Problem requirements: Reproduce the listing word for word. Skip any image.

Dataset items:
▶

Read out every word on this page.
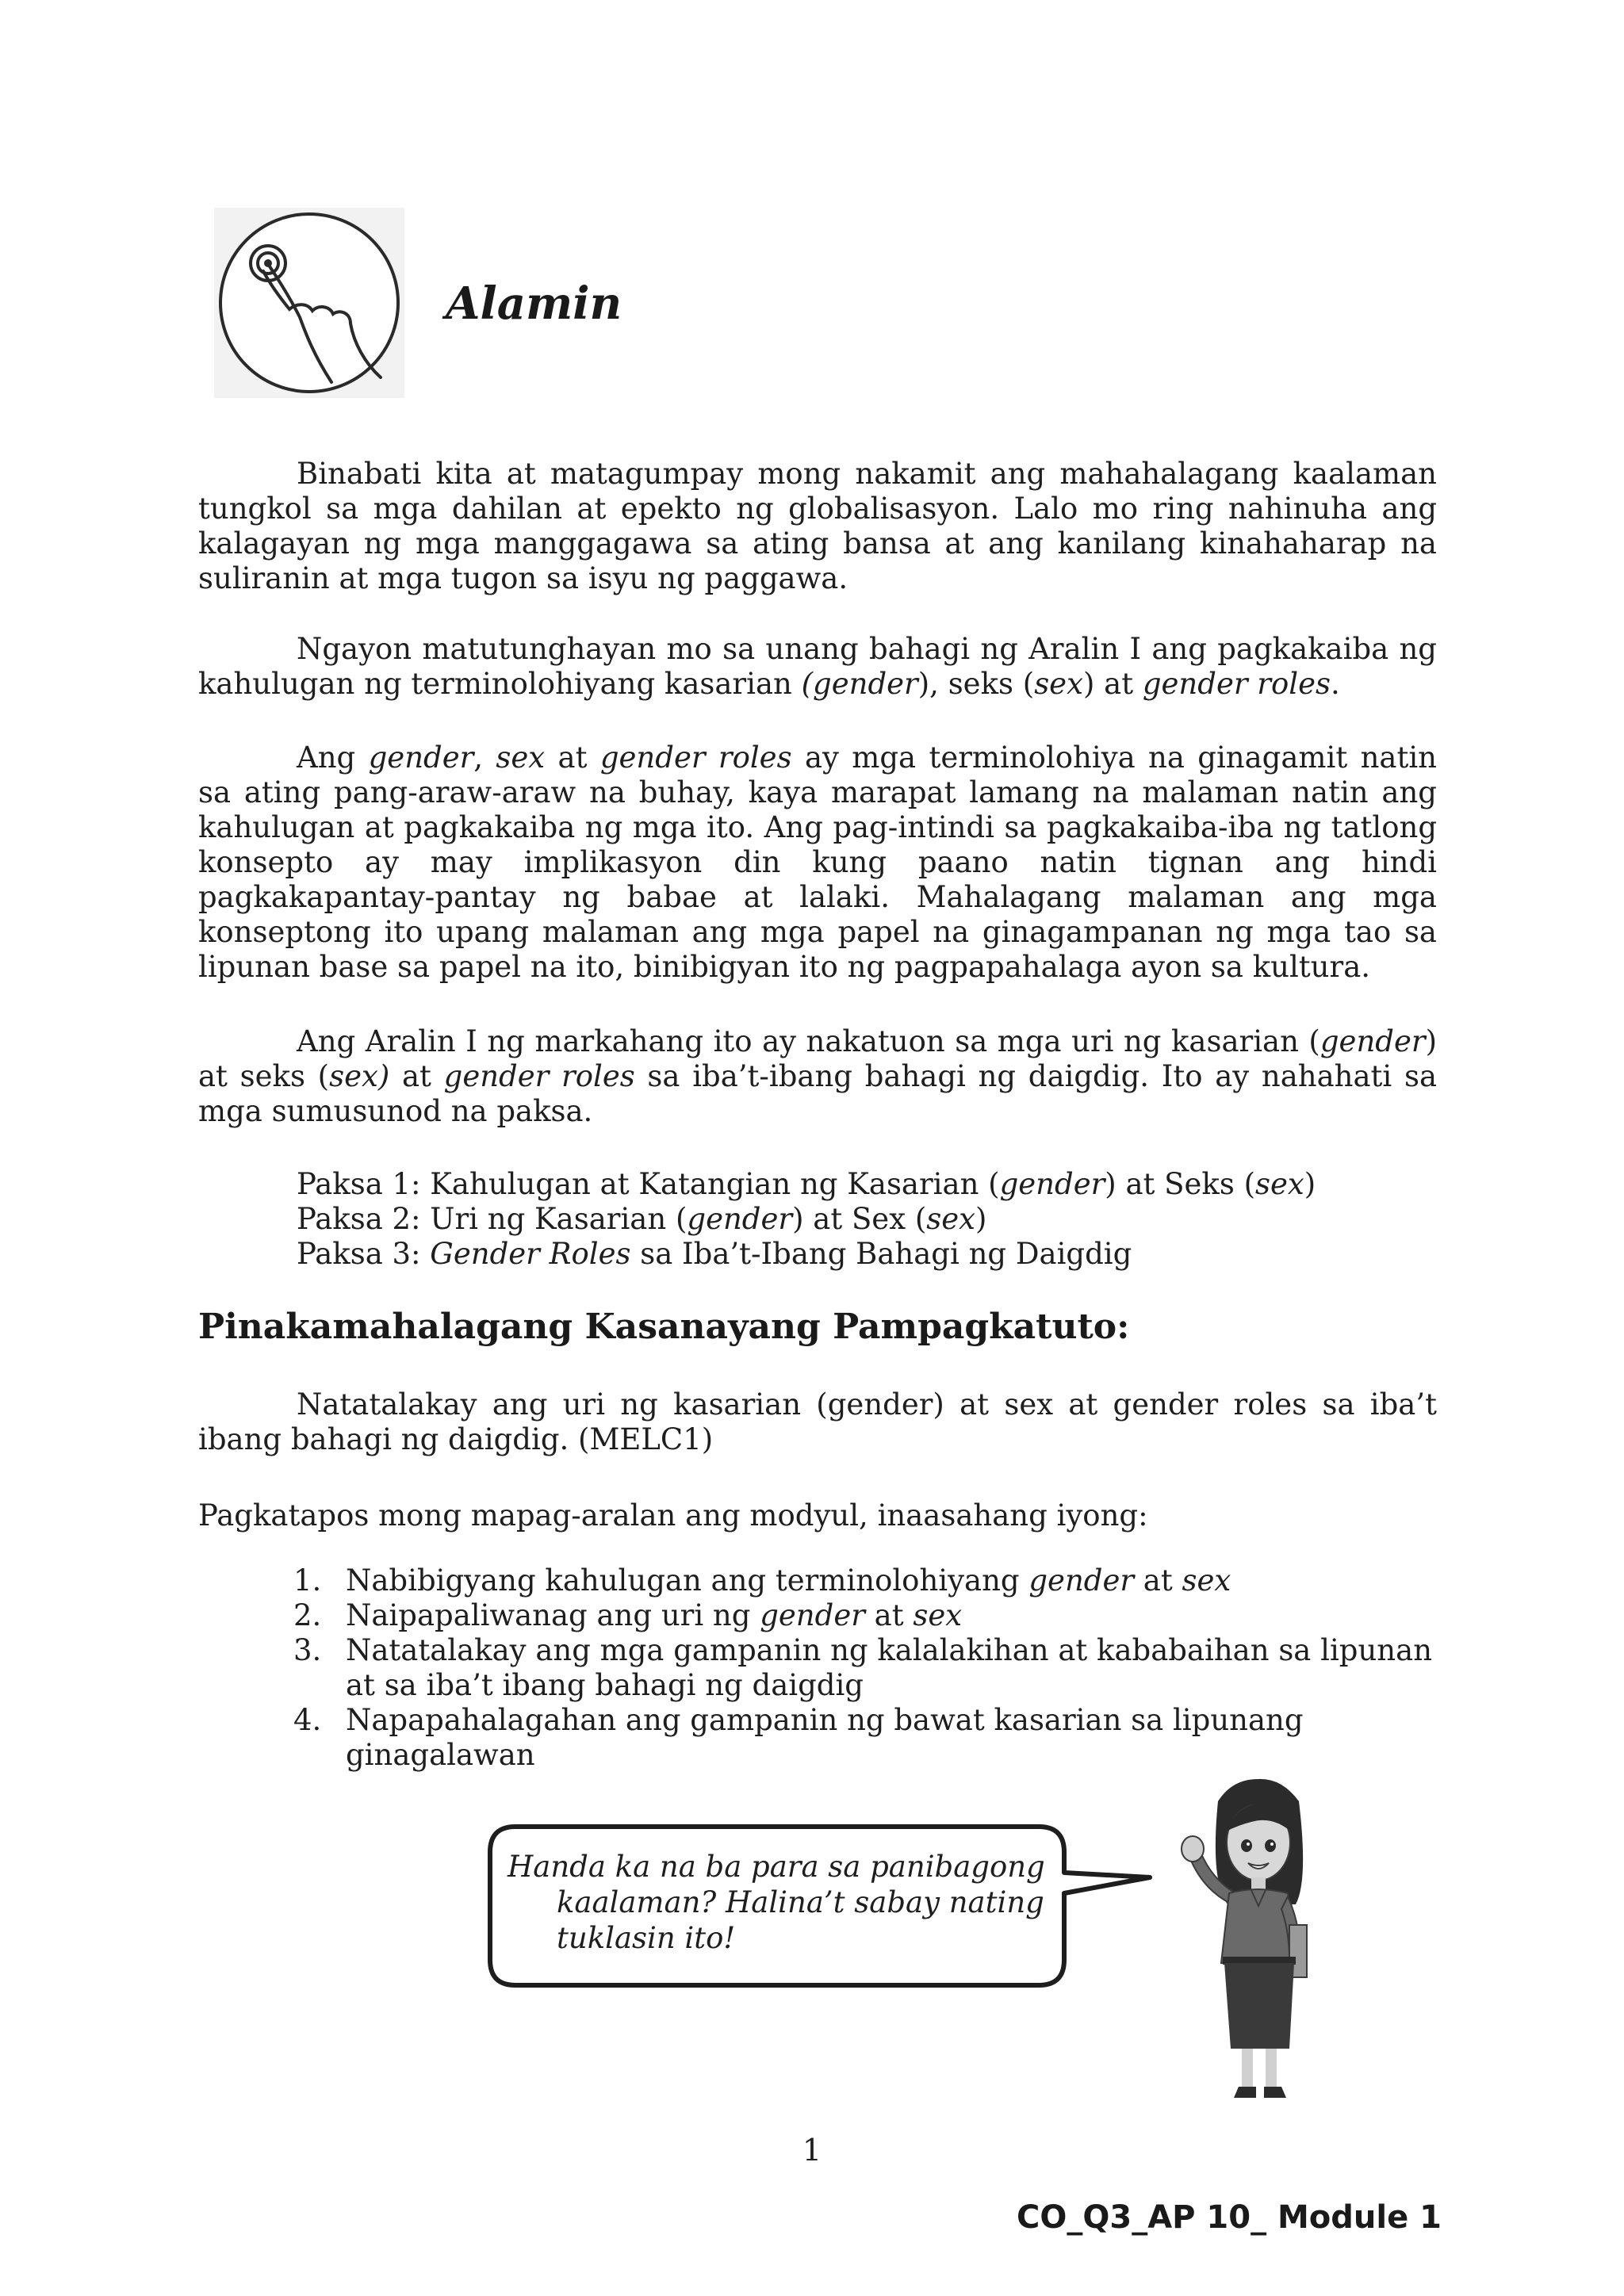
Alamin

Binabati kita at matagumpay mong nakamit ang mahahalagang kaalaman tungkol sa mga dahilan at epekto ng globalisasyon. Lalo mo ring nahinuha ang kalagayan ng mga manggagawa sa ating bansa at ang kanilang kinahaharap na suliranin at mga tugon sa isyu ng paggawa.

Ngayon matutunghayan mo sa unang bahagi ng Aralin I ang pagkakaiba ng kahulugan ng terminolohiyang kasarian (gender), seks (sex) at gender roles.

Ang gender, sex at gender roles ay mga terminolohiya na ginagamit natin sa ating pang-araw-araw na buhay, kaya marapat lamang na malaman natin ang kahulugan at pagkakaiba ng mga ito. Ang pag-intindi sa pagkakaiba-iba ng tatlong konsepto ay may implikasyon din kung paano natin tignan ang hindi pagkakapantay-pantay ng babae at lalaki. Mahalagang malaman ang mga konseptong ito upang malaman ang mga papel na ginagampanan ng mga tao sa lipunan base sa papel na ito, binibigyan ito ng pagpapahalaga ayon sa kultura.

Ang Aralin I ng markahang ito ay nakatuon sa mga uri ng kasarian (gender) at seks (sex) at gender roles sa iba’t-ibang bahagi ng daigdig. Ito ay nahahati sa mga sumusunod na paksa.

Paksa 1: Kahulugan at Katangian ng Kasarian (gender) at Seks (sex)

Paksa 2: Uri ng Kasarian (gender) at Sex (sex)

Paksa 3: Gender Roles sa Iba’t-Ibang Bahagi ng Daigdig

Pinakamahalagang Kasanayang Pampagkatuto:

Natatalakay ang uri ng kasarian (gender) at sex at gender roles sa iba’t ibang bahagi ng daigdig. (MELC1)

Pagkatapos mong mapag-aralan ang modyul, inaasahang iyong:

1. Nabibigyang kahulugan ang terminolohiyang gender at sex
2. Naipapaliwanag ang uri ng gender at sex
3. Natatalakay ang mga gampanin ng kalalakihan at kababaihan sa lipunan at sa iba’t ibang bahagi ng daigdig
4. Napapahalagahan ang gampanin ng bawat kasarian sa lipunang ginagalawan

Handa ka na ba para sa panibagong
kaalaman? Halina’t sabay nating
tuklasin ito!

1

CO_Q3_AP 10_ Module 1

◀

Result for this task:
Read out every word on this page.
Alamin

Binabati kita at matagumpay mong nakamit ang mahahalagang kaalaman tungkol sa mga dahilan at epekto ng globalisasyon. Lalo mo ring nahinuha ang kalagayan ng mga manggagawa sa ating bansa at ang kanilang kinahaharap na suliranin at mga tugon sa isyu ng paggawa.

Ngayon matutunghayan mo sa unang bahagi ng Aralin I ang pagkakaiba ng kahulugan ng terminolohiyang kasarian (gender), seks (sex) at gender roles.

Ang gender, sex at gender roles ay mga terminolohiya na ginagamit natin sa ating pang-araw-araw na buhay, kaya marapat lamang na malaman natin ang kahulugan at pagkakaiba ng mga ito. Ang pag-intindi sa pagkakaiba-iba ng tatlong konsepto ay may implikasyon din kung paano natin tignan ang hindi pagkakapantay-pantay ng babae at lalaki. Mahalagang malaman ang mga konseptong ito upang malaman ang mga papel na ginagampanan ng mga tao sa lipunan base sa papel na ito, binibigyan ito ng pagpapahalaga ayon sa kultura.

Ang Aralin I ng markahang ito ay nakatuon sa mga uri ng kasarian (gender) at seks (sex) at gender roles sa iba’t-ibang bahagi ng daigdig. Ito ay nahahati sa mga sumusunod na paksa.

Paksa 1: Kahulugan at Katangian ng Kasarian (gender) at Seks (sex)

Paksa 2: Uri ng Kasarian (gender) at Sex (sex)

Paksa 3: Gender Roles sa Iba’t-Ibang Bahagi ng Daigdig

Pinakamahalagang Kasanayang Pampagkatuto:

Natatalakay ang uri ng kasarian (gender) at sex at gender roles sa iba’t ibang bahagi ng daigdig. (MELC1)

Pagkatapos mong mapag-aralan ang modyul, inaasahang iyong:

1. Nabibigyang kahulugan ang terminolohiyang gender at sex
2. Naipapaliwanag ang uri ng gender at sex
3. Natatalakay ang mga gampanin ng kalalakihan at kababaihan sa lipunan at sa iba’t ibang bahagi ng daigdig
4. Napapahalagahan ang gampanin ng bawat kasarian sa lipunang ginagalawan

Handa ka na ba para sa panibagong
kaalaman? Halina’t sabay nating
tuklasin ito!

1

CO_Q3_AP 10_ Module 1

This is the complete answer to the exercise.